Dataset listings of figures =
__________________________________________________

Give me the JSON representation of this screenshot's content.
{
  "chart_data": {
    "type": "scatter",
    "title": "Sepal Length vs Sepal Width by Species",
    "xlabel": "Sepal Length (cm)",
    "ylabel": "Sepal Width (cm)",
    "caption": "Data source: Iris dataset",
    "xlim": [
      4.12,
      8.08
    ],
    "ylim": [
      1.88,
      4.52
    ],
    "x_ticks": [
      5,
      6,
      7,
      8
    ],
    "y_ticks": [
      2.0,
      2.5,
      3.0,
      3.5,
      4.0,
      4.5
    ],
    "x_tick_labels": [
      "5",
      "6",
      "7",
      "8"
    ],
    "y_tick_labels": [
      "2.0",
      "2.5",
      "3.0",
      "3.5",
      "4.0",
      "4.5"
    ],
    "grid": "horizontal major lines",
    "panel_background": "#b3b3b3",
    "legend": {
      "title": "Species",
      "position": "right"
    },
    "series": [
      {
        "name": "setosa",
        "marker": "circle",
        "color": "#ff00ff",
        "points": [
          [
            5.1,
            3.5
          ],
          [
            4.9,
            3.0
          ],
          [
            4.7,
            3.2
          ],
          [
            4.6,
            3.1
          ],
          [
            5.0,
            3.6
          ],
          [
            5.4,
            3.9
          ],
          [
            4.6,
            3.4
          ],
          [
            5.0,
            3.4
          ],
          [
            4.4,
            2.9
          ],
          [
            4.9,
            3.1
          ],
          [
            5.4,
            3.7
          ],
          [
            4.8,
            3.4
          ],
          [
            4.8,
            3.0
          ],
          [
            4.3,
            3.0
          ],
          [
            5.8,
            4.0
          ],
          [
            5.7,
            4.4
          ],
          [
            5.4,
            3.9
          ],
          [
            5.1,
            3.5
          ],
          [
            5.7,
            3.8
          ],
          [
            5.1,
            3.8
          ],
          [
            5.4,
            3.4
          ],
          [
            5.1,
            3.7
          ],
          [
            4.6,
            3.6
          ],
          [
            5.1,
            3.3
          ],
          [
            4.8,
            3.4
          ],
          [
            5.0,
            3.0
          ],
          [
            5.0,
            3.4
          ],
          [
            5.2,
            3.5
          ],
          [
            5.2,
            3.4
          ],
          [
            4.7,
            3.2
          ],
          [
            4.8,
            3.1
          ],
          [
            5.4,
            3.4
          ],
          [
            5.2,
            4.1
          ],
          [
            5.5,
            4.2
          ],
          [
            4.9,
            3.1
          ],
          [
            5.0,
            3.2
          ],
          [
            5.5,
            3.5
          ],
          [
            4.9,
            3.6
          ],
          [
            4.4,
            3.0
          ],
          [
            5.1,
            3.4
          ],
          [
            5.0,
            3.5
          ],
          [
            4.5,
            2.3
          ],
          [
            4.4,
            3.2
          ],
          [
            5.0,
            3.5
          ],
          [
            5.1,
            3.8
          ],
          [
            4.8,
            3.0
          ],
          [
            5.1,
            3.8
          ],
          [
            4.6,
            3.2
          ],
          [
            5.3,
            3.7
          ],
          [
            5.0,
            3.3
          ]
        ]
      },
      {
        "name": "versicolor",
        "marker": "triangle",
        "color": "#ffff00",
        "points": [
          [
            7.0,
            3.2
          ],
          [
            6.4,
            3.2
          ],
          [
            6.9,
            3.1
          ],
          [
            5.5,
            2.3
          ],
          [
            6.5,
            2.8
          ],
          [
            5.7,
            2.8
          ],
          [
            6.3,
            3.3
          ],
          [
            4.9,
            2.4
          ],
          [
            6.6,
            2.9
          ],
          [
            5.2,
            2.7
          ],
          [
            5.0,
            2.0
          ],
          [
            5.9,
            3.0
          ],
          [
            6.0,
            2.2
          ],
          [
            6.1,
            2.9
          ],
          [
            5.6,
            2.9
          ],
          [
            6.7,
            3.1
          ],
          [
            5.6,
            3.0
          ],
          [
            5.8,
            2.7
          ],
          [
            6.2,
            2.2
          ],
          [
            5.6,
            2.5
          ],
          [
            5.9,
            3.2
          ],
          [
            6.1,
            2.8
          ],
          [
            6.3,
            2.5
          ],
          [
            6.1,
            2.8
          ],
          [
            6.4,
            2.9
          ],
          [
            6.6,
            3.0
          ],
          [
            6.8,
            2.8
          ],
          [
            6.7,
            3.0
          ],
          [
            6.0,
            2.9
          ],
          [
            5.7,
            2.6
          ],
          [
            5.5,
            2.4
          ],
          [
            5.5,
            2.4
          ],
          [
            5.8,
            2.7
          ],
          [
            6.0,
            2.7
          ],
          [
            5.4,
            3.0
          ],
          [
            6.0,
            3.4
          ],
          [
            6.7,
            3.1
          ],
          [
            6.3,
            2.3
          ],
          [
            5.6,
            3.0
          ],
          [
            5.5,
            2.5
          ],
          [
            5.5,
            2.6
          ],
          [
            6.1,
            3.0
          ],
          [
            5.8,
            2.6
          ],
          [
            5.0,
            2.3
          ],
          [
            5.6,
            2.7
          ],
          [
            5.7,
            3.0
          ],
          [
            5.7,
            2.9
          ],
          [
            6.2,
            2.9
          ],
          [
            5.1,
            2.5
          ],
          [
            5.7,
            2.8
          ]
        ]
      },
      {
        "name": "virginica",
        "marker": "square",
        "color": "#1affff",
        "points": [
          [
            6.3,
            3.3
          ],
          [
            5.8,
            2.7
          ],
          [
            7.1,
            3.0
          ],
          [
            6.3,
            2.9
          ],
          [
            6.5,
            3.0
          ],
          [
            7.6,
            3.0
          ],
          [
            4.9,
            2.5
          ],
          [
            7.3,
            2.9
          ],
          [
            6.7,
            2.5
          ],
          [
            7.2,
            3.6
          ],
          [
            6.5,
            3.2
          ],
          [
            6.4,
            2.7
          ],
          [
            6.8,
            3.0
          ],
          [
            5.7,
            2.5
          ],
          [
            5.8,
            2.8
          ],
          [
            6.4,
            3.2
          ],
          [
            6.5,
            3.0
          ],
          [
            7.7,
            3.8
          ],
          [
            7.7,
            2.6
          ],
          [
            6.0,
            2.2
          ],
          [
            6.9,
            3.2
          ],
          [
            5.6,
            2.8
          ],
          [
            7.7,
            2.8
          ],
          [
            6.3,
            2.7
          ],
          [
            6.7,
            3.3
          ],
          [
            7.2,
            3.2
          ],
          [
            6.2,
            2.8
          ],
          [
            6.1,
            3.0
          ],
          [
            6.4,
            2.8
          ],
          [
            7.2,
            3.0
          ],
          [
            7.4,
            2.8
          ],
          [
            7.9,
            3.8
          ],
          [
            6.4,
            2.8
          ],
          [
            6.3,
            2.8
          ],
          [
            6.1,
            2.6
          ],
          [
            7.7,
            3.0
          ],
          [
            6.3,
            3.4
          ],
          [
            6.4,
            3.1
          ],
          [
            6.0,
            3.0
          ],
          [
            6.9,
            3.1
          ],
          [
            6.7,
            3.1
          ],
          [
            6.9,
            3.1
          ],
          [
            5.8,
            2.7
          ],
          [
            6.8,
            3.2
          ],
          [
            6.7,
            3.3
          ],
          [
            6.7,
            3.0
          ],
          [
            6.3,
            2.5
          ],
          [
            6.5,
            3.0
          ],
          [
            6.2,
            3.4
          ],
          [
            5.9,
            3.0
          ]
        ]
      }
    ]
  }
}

__________________________________________________

REQUIREMENT = Show the lines of the material that contain the word "name".

OUTPUT FOR THIS TASK =
        "name": "setosa",
        "name": "versicolor",
        "name": "virginica",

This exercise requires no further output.